Your goal => Collect all lines from the listing that include the string "this".

Data entries:

· · · · ·

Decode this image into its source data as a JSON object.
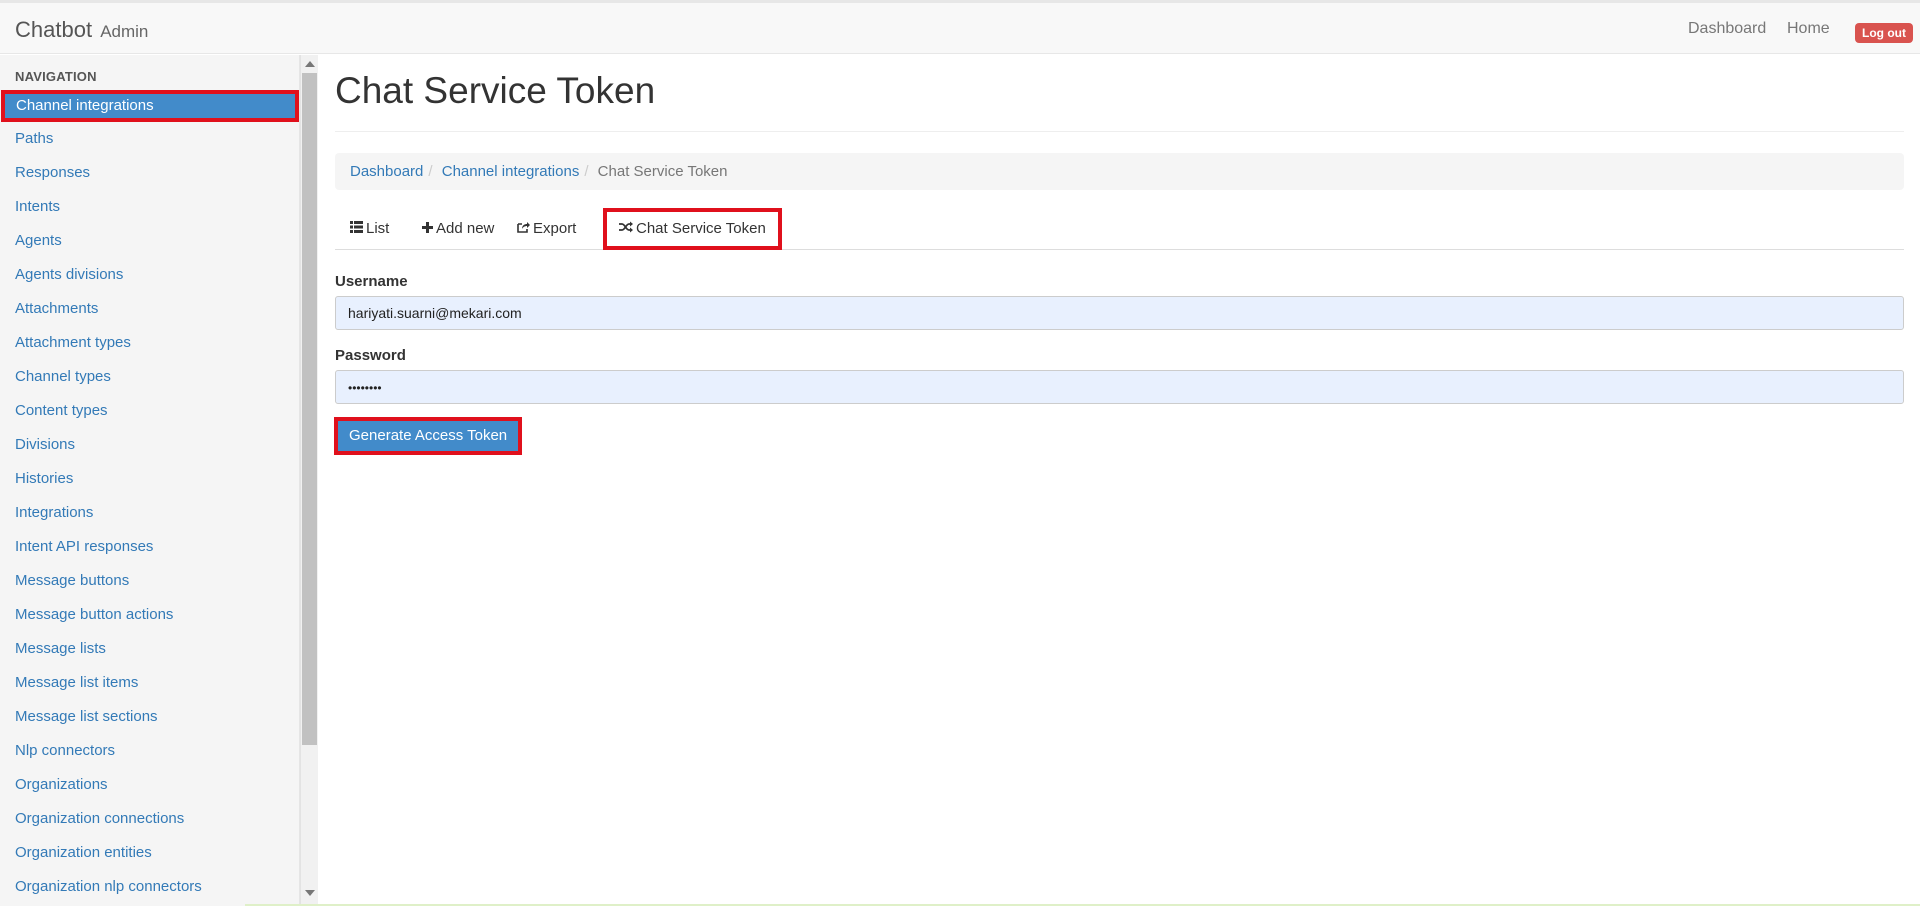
{
  "navbar": {
    "brand": "Chatbot",
    "brand_sub": "Admin",
    "links": [
      "Dashboard",
      "Home"
    ],
    "logout": "Log out"
  },
  "sidebar": {
    "header": "NAVIGATION",
    "items": [
      "Channel integrations",
      "Paths",
      "Responses",
      "Intents",
      "Agents",
      "Agents divisions",
      "Attachments",
      "Attachment types",
      "Channel types",
      "Content types",
      "Divisions",
      "Histories",
      "Integrations",
      "Intent API responses",
      "Message buttons",
      "Message button actions",
      "Message lists",
      "Message list items",
      "Message list sections",
      "Nlp connectors",
      "Organizations",
      "Organization connections",
      "Organization entities",
      "Organization nlp connectors"
    ],
    "active_index": 0
  },
  "main": {
    "title": "Chat Service Token",
    "breadcrumb": [
      "Dashboard",
      "Channel integrations",
      "Chat Service Token"
    ],
    "tabs": [
      {
        "label": "List",
        "icon": "list-icon"
      },
      {
        "label": "Add new",
        "icon": "plus-icon"
      },
      {
        "label": "Export",
        "icon": "export-icon"
      },
      {
        "label": "Chat Service Token",
        "icon": "random-icon"
      }
    ],
    "active_tab": 3,
    "form": {
      "username_label": "Username",
      "username_value": "hariyati.suarni@mekari.com",
      "password_label": "Password",
      "password_value": "••••••••",
      "submit_label": "Generate Access Token"
    }
  },
  "colors": {
    "primary": "#428bca",
    "link": "#337ab7",
    "danger": "#d9534f",
    "highlight": "#e0101c"
  }
}
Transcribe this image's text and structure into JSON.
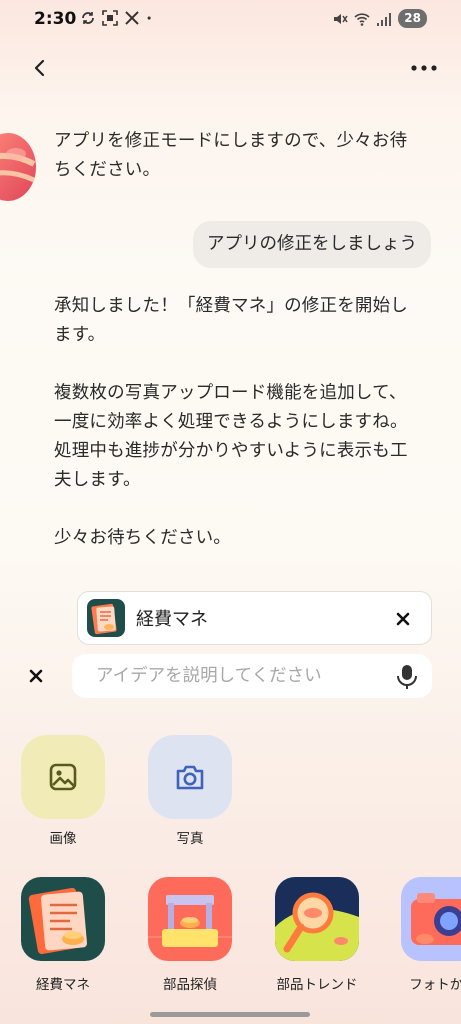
{
  "status_bar": {
    "time": "2:30",
    "battery": "28",
    "icons": [
      "sync-icon",
      "screenshot-icon",
      "x-logo-icon",
      "dot-icon",
      "mute-icon",
      "wifi-icon",
      "signal-icon"
    ]
  },
  "header": {
    "back_icon": "chevron-left-icon",
    "more_icon": "more-horizontal-icon"
  },
  "conversation": [
    {
      "role": "assistant",
      "text": "アプリを修正モードにしますので、少々お待ちください。"
    },
    {
      "role": "user",
      "text": "アプリの修正をしましょう"
    },
    {
      "role": "assistant",
      "paragraphs": [
        "承知しました！「経費マネ」の修正を開始します。",
        "複数枚の写真アップロード機能を追加して、一度に効率よく処理できるようにしますね。処理中も進捗が分かりやすいように表示も工夫します。",
        "少々お待ちください。"
      ]
    }
  ],
  "composer": {
    "attachment_label": "経費マネ",
    "placeholder": "アイデアを説明してください",
    "value": ""
  },
  "attach_options": [
    {
      "label": "画像",
      "icon": "image-icon",
      "color": "#f1ecb7"
    },
    {
      "label": "写真",
      "icon": "camera-icon",
      "color": "#dde3f1"
    }
  ],
  "apps": [
    {
      "label": "経費マネ"
    },
    {
      "label": "部品探偵"
    },
    {
      "label": "部品トレンド"
    },
    {
      "label": "フォトから"
    }
  ],
  "colors": {
    "icon_dark": "#5b5a1e",
    "camera_blue": "#3f63b8"
  }
}
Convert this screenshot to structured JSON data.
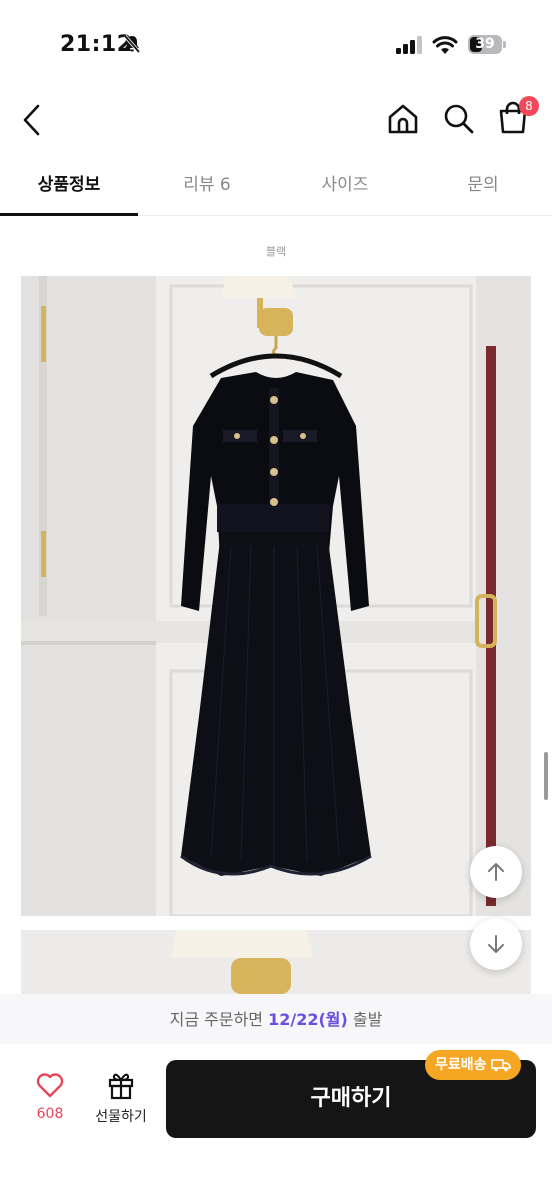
{
  "status_bar": {
    "time": "21:12",
    "battery": "39"
  },
  "header": {
    "cart_count": "8"
  },
  "tabs": [
    {
      "label": "상품정보"
    },
    {
      "label": "리뷰 6"
    },
    {
      "label": "사이즈"
    },
    {
      "label": "문의"
    }
  ],
  "product": {
    "color_caption": "블랙"
  },
  "shipping": {
    "prefix": "지금 주문하면 ",
    "date": "12/22(월)",
    "suffix": " 출발"
  },
  "bottom_bar": {
    "like_count": "608",
    "gift_label": "선물하기",
    "buy_label": "구매하기",
    "free_shipping_label": "무료배송"
  },
  "colors": {
    "accent": "#6a4fe0",
    "badge": "#f0475a",
    "like": "#e8455a",
    "free_shipping": "#f5a623",
    "buy_button": "#151515"
  }
}
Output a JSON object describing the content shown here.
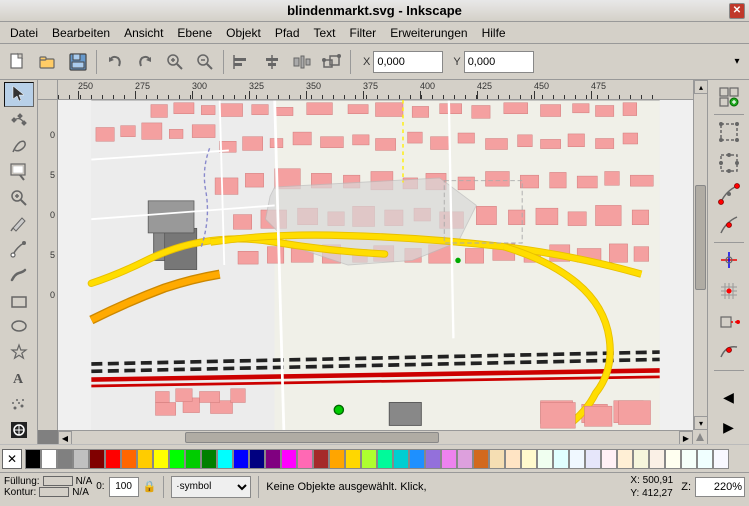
{
  "titleBar": {
    "title": "blindenmarkt.svg - Inkscape",
    "closeIcon": "✕"
  },
  "menuBar": {
    "items": [
      {
        "label": "Datei",
        "id": "datei"
      },
      {
        "label": "Bearbeiten",
        "id": "bearbeiten"
      },
      {
        "label": "Ansicht",
        "id": "ansicht"
      },
      {
        "label": "Ebene",
        "id": "ebene"
      },
      {
        "label": "Objekt",
        "id": "objekt"
      },
      {
        "label": "Pfad",
        "id": "pfad"
      },
      {
        "label": "Text",
        "id": "text"
      },
      {
        "label": "Filter",
        "id": "filter"
      },
      {
        "label": "Erweiterungen",
        "id": "erweiterungen"
      },
      {
        "label": "Hilfe",
        "id": "hilfe"
      }
    ]
  },
  "toolbar": {
    "coordX": {
      "label": "X",
      "value": "0,000"
    },
    "coordY": {
      "label": "Y",
      "value": "0,000"
    },
    "expandIcon": "▾"
  },
  "leftTools": [
    {
      "icon": "↖",
      "id": "select",
      "active": true
    },
    {
      "icon": "⊹",
      "id": "node"
    },
    {
      "icon": "~",
      "id": "tweak"
    },
    {
      "icon": "⬚",
      "id": "zoom-tool"
    },
    {
      "icon": "🔍",
      "id": "magnify"
    },
    {
      "icon": "✏",
      "id": "pencil"
    },
    {
      "icon": "✒",
      "id": "pen"
    },
    {
      "icon": "ꝏ",
      "id": "calligraphy"
    },
    {
      "icon": "□",
      "id": "rect"
    },
    {
      "icon": "○",
      "id": "ellipse"
    },
    {
      "icon": "★",
      "id": "star"
    },
    {
      "icon": "⬡",
      "id": "poly"
    },
    {
      "icon": "A",
      "id": "text-tool"
    },
    {
      "icon": "⊗",
      "id": "spray"
    },
    {
      "icon": "⬛",
      "id": "fill-tool"
    }
  ],
  "rightTools": [
    {
      "icon": "◈",
      "id": "snap-enable",
      "hasSnap": true
    },
    {
      "icon": "⊞",
      "id": "snap-bbox"
    },
    {
      "icon": "⊡",
      "id": "snap-bbox2"
    },
    {
      "icon": "⊠",
      "id": "snap-node"
    },
    {
      "icon": "◫",
      "id": "snap-node2"
    },
    {
      "icon": "⊟",
      "id": "snap-node3"
    },
    {
      "icon": "⊘",
      "id": "snap-guide"
    },
    {
      "icon": "⊕",
      "id": "snap-grid"
    },
    {
      "icon": "↔",
      "id": "snap-ext"
    },
    {
      "icon": "∿",
      "id": "snap-curve"
    },
    {
      "icon": "←",
      "id": "expand-left"
    },
    {
      "icon": "→",
      "id": "expand-right"
    }
  ],
  "rulers": {
    "topMarks": [
      "250",
      "275",
      "300",
      "325",
      "350",
      "375",
      "400",
      "425",
      "450",
      "475"
    ],
    "leftMarks": [
      "0",
      "5",
      "0",
      "5",
      "0"
    ]
  },
  "statusBar": {
    "fillLabel": "Füllung:",
    "fillValue": "N/A",
    "konturLabel": "Kontur:",
    "konturValue": "N/A",
    "opacity": "0:",
    "opacityValue": "100",
    "lockIcon": "🔒",
    "styleLabel": "·symbol",
    "styleValue": "·symbol",
    "statusMsg": "Keine Objekte ausgewählt. Klick,",
    "coordX": "X: 500,91",
    "coordY": "Y: 412,27",
    "zoomLabel": "Z:",
    "zoomValue": "220%"
  },
  "palette": {
    "xLabel": "✕",
    "colors": [
      "#000000",
      "#ffffff",
      "#808080",
      "#c0c0c0",
      "#800000",
      "#ff0000",
      "#ff6600",
      "#ffcc00",
      "#ffff00",
      "#00ff00",
      "#00cc00",
      "#008000",
      "#00ffff",
      "#0000ff",
      "#000080",
      "#800080",
      "#ff00ff",
      "#ff69b4",
      "#a52a2a",
      "#ffa500",
      "#ffd700",
      "#adff2f",
      "#00fa9a",
      "#00ced1",
      "#1e90ff",
      "#9370db",
      "#ee82ee",
      "#dda0dd",
      "#d2691e",
      "#f5deb3",
      "#ffe4c4",
      "#fffacd",
      "#f0fff0",
      "#e0ffff",
      "#f0f8ff",
      "#e6e6fa",
      "#fff0f5",
      "#ffefd5",
      "#f5f5dc",
      "#faf0e6",
      "#fffff0",
      "#f5fffa",
      "#f0ffff",
      "#f8f8ff"
    ]
  },
  "icons": {
    "chevron-right": "▶",
    "chevron-left": "◀",
    "chevron-down": "▾",
    "chevron-up": "▴",
    "snap-green": "◉"
  }
}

· · · · ·

Solved exercise =>
Decode this image into its source data as a JSON object.
Transcribe this image's text and structure into JSON.
Convert this screenshot to structured JSON data.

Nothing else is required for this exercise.